Set task:
Transcribe the full listing below exactly.

++++++++++++++++++++

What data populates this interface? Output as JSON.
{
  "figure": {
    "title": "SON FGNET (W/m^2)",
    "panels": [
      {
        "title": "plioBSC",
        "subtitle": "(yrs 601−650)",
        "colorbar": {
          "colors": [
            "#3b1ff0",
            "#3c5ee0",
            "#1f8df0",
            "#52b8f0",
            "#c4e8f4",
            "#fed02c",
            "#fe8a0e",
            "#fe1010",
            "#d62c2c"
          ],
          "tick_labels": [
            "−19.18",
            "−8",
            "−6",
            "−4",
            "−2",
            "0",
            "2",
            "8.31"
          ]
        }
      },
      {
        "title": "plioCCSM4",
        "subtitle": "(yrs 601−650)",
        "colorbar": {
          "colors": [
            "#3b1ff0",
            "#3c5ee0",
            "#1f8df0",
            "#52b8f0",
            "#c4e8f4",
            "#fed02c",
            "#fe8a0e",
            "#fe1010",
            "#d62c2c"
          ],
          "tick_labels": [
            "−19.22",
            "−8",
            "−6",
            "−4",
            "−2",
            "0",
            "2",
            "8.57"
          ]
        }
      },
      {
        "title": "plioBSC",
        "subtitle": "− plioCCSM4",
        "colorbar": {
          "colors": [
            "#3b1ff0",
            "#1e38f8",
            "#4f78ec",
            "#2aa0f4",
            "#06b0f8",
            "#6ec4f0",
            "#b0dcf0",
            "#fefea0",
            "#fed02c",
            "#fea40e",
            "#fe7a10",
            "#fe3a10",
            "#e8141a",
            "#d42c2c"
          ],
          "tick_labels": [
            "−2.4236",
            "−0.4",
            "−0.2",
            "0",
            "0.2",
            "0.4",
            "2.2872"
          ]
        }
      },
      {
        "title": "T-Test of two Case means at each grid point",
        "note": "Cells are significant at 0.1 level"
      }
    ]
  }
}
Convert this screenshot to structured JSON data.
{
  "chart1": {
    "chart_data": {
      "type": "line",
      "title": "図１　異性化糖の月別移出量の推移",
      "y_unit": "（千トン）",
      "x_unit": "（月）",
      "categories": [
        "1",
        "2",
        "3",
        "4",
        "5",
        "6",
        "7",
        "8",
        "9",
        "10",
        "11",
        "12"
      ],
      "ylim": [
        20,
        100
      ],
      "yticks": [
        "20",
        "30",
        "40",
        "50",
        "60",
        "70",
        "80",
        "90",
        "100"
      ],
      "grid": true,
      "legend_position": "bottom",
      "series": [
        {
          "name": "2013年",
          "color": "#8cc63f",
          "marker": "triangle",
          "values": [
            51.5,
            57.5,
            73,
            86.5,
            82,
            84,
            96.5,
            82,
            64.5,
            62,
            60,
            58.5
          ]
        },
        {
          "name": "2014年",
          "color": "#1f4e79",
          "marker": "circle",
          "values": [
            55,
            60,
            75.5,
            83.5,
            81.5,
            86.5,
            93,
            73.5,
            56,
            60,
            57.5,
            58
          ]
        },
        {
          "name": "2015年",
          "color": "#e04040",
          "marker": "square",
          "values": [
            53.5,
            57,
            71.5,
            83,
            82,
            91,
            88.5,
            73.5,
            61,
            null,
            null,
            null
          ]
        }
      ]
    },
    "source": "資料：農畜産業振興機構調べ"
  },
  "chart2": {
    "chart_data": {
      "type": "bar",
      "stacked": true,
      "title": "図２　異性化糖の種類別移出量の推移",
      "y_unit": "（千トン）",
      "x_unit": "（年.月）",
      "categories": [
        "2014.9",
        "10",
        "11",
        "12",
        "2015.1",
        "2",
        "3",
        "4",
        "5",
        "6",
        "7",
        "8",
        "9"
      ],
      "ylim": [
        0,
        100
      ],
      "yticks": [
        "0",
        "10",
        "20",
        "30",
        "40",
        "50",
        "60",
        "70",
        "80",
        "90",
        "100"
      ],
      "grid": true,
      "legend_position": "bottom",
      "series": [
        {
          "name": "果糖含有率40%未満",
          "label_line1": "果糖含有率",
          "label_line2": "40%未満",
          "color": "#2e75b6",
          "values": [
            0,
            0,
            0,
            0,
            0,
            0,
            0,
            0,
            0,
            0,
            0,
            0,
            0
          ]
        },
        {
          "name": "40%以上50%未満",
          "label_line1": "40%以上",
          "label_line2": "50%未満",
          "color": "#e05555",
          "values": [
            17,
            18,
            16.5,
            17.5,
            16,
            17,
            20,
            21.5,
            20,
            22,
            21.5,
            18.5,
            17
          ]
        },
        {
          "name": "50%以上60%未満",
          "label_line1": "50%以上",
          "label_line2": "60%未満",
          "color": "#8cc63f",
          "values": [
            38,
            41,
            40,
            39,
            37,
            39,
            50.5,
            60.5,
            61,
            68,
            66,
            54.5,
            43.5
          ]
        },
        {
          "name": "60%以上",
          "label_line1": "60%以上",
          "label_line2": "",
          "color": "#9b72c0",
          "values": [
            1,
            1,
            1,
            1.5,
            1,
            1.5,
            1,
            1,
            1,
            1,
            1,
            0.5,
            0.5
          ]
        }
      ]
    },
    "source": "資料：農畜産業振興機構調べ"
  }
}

++++++++++++++++++++

The answer:
What data populates this interface? Output as JSON.
{
  "figure": {
    "title": "SON FGNET (W/m^2)",
    "panels": [
      {
        "title": "plioBSC",
        "subtitle": "(yrs 601−650)",
        "colorbar": {
          "colors": [
            "#3b1ff0",
            "#3c5ee0",
            "#1f8df0",
            "#52b8f0",
            "#c4e8f4",
            "#fed02c",
            "#fe8a0e",
            "#fe1010",
            "#d62c2c"
          ],
          "tick_labels": [
            "−19.18",
            "−8",
            "−6",
            "−4",
            "−2",
            "0",
            "2",
            "8.31"
          ]
        }
      },
      {
        "title": "plioCCSM4",
        "subtitle": "(yrs 601−650)",
        "colorbar": {
          "colors": [
            "#3b1ff0",
            "#3c5ee0",
            "#1f8df0",
            "#52b8f0",
            "#c4e8f4",
            "#fed02c",
            "#fe8a0e",
            "#fe1010",
            "#d62c2c"
          ],
          "tick_labels": [
            "−19.22",
            "−8",
            "−6",
            "−4",
            "−2",
            "0",
            "2",
            "8.57"
          ]
        }
      },
      {
        "title": "plioBSC",
        "subtitle": "− plioCCSM4",
        "colorbar": {
          "colors": [
            "#3b1ff0",
            "#1e38f8",
            "#4f78ec",
            "#2aa0f4",
            "#06b0f8",
            "#6ec4f0",
            "#b0dcf0",
            "#fefea0",
            "#fed02c",
            "#fea40e",
            "#fe7a10",
            "#fe3a10",
            "#e8141a",
            "#d42c2c"
          ],
          "tick_labels": [
            "−2.4236",
            "−0.4",
            "−0.2",
            "0",
            "0.2",
            "0.4",
            "2.2872"
          ]
        }
      },
      {
        "title": "T-Test of two Case means at each grid point",
        "note": "Cells are significant at 0.1 level"
      }
    ]
  }
}
Convert this screenshot to structured JSON data.
{
  "chart1": {
    "chart_data": {
      "type": "line",
      "title": "図１　異性化糖の月別移出量の推移",
      "y_unit": "（千トン）",
      "x_unit": "（月）",
      "categories": [
        "1",
        "2",
        "3",
        "4",
        "5",
        "6",
        "7",
        "8",
        "9",
        "10",
        "11",
        "12"
      ],
      "ylim": [
        20,
        100
      ],
      "yticks": [
        "20",
        "30",
        "40",
        "50",
        "60",
        "70",
        "80",
        "90",
        "100"
      ],
      "grid": true,
      "legend_position": "bottom",
      "series": [
        {
          "name": "2013年",
          "color": "#8cc63f",
          "marker": "triangle",
          "values": [
            51.5,
            57.5,
            73,
            86.5,
            82,
            84,
            96.5,
            82,
            64.5,
            62,
            60,
            58.5
          ]
        },
        {
          "name": "2014年",
          "color": "#1f4e79",
          "marker": "circle",
          "values": [
            55,
            60,
            75.5,
            83.5,
            81.5,
            86.5,
            93,
            73.5,
            56,
            60,
            57.5,
            58
          ]
        },
        {
          "name": "2015年",
          "color": "#e04040",
          "marker": "square",
          "values": [
            53.5,
            57,
            71.5,
            83,
            82,
            91,
            88.5,
            73.5,
            61,
            null,
            null,
            null
          ]
        }
      ]
    },
    "source": "資料：農畜産業振興機構調べ"
  },
  "chart2": {
    "chart_data": {
      "type": "bar",
      "stacked": true,
      "title": "図２　異性化糖の種類別移出量の推移",
      "y_unit": "（千トン）",
      "x_unit": "（年.月）",
      "categories": [
        "2014.9",
        "10",
        "11",
        "12",
        "2015.1",
        "2",
        "3",
        "4",
        "5",
        "6",
        "7",
        "8",
        "9"
      ],
      "ylim": [
        0,
        100
      ],
      "yticks": [
        "0",
        "10",
        "20",
        "30",
        "40",
        "50",
        "60",
        "70",
        "80",
        "90",
        "100"
      ],
      "grid": true,
      "legend_position": "bottom",
      "series": [
        {
          "name": "果糖含有率40%未満",
          "label_line1": "果糖含有率",
          "label_line2": "40%未満",
          "color": "#2e75b6",
          "values": [
            0,
            0,
            0,
            0,
            0,
            0,
            0,
            0,
            0,
            0,
            0,
            0,
            0
          ]
        },
        {
          "name": "40%以上50%未満",
          "label_line1": "40%以上",
          "label_line2": "50%未満",
          "color": "#e05555",
          "values": [
            17,
            18,
            16.5,
            17.5,
            16,
            17,
            20,
            21.5,
            20,
            22,
            21.5,
            18.5,
            17
          ]
        },
        {
          "name": "50%以上60%未満",
          "label_line1": "50%以上",
          "label_line2": "60%未満",
          "color": "#8cc63f",
          "values": [
            38,
            41,
            40,
            39,
            37,
            39,
            50.5,
            60.5,
            61,
            68,
            66,
            54.5,
            43.5
          ]
        },
        {
          "name": "60%以上",
          "label_line1": "60%以上",
          "label_line2": "",
          "color": "#9b72c0",
          "values": [
            1,
            1,
            1,
            1.5,
            1,
            1.5,
            1,
            1,
            1,
            1,
            1,
            0.5,
            0.5
          ]
        }
      ]
    },
    "source": "資料：農畜産業振興機構調べ"
  }
}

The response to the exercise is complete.